▸ Task directions: Below are some records. Copy every line in them that holds "Saudi".

▸ Data listing:
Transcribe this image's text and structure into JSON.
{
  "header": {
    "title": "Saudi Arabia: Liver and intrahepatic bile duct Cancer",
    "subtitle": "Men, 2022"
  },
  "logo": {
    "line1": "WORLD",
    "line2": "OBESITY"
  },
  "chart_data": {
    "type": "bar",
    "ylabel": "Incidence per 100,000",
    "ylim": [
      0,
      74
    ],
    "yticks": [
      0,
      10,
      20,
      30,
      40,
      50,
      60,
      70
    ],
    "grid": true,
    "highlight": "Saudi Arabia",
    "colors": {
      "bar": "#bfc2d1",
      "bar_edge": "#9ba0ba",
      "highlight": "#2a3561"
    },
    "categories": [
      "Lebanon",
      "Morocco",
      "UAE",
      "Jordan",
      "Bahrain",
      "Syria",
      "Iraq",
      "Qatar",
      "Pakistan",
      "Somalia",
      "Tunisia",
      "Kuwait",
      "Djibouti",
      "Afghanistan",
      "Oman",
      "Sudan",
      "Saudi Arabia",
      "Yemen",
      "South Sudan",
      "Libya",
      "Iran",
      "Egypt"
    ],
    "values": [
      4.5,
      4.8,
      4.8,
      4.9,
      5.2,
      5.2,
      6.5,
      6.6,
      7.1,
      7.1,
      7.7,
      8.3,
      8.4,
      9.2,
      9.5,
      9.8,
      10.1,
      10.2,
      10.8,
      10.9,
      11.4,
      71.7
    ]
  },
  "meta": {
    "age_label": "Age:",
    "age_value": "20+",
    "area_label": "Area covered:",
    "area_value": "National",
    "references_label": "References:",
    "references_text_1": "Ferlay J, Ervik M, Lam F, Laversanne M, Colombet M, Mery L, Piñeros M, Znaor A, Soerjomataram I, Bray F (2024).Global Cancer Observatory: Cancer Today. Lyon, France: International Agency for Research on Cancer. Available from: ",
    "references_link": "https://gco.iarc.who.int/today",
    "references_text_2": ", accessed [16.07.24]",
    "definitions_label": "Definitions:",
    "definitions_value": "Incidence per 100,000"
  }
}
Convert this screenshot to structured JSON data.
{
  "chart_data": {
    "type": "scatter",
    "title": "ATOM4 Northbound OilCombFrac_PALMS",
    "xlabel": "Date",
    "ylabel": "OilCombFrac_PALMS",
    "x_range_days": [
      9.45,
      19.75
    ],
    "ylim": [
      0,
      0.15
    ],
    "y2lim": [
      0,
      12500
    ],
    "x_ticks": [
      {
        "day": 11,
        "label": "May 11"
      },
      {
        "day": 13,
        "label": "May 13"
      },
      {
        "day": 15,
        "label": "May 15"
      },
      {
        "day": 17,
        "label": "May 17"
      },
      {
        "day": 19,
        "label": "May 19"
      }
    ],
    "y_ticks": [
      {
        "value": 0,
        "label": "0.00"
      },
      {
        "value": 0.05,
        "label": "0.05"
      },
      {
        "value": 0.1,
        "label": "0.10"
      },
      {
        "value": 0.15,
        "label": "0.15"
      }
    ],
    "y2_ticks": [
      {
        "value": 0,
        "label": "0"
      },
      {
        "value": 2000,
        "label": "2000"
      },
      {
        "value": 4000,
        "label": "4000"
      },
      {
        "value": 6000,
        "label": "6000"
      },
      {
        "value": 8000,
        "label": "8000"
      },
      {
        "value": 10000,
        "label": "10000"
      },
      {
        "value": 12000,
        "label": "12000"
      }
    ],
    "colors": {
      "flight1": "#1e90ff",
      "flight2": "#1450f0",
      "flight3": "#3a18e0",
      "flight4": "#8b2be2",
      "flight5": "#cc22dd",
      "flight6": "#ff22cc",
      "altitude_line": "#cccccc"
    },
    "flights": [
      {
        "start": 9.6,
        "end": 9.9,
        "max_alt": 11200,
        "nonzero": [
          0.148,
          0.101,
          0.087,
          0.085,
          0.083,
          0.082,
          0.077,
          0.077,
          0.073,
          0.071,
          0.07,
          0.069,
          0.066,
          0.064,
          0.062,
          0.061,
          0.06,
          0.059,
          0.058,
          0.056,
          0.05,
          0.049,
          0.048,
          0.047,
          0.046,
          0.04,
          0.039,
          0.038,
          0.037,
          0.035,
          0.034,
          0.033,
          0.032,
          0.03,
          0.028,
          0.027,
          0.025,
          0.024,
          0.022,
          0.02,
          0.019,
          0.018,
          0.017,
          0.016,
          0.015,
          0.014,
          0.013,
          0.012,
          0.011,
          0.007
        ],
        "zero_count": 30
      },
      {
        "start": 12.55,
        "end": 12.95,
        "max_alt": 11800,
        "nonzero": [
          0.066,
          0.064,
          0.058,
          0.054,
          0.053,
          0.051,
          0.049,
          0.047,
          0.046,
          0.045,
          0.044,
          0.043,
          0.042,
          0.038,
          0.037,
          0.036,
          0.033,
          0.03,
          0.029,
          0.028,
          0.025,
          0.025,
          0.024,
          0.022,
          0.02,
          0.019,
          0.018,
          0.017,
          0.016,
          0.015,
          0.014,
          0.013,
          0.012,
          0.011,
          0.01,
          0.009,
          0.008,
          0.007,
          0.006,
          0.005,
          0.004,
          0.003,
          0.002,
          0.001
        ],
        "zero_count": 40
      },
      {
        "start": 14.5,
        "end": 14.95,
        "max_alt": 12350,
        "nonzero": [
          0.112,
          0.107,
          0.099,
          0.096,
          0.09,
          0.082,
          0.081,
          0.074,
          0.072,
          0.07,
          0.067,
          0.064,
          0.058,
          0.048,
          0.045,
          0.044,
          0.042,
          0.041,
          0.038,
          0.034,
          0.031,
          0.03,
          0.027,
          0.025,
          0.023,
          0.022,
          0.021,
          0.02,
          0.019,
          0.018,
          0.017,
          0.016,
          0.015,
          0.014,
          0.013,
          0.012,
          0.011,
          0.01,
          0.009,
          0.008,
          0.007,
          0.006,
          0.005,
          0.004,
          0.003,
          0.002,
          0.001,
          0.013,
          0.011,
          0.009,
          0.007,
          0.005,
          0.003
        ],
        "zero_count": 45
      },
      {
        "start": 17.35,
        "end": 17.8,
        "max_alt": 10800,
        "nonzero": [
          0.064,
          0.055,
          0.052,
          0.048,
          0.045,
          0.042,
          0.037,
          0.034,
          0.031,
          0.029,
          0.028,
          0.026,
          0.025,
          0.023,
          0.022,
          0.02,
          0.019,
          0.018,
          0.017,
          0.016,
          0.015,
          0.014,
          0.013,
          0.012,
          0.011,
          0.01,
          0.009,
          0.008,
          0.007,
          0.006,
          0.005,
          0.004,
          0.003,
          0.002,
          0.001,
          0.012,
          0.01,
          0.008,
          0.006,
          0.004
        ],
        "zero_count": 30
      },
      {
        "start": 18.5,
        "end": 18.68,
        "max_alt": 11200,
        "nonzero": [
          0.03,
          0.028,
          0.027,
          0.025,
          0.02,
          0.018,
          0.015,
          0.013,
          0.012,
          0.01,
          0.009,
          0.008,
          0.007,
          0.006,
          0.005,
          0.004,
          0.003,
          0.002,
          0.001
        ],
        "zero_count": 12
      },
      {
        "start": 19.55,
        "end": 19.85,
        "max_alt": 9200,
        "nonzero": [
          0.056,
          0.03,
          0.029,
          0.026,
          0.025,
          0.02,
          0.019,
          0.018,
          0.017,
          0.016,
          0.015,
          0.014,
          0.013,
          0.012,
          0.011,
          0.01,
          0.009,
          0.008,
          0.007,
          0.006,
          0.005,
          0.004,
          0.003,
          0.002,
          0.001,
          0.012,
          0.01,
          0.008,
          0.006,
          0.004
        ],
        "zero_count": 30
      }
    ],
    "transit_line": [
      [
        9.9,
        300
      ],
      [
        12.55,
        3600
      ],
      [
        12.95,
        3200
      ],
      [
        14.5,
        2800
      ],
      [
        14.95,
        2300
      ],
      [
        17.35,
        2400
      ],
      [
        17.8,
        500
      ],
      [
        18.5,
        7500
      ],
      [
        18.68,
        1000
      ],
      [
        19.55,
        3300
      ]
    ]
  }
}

▸ Task response:
    "title": "Saudi Arabia: Liver and intrahepatic bile duct Cancer",
    "highlight": "Saudi Arabia",
      "Saudi Arabia",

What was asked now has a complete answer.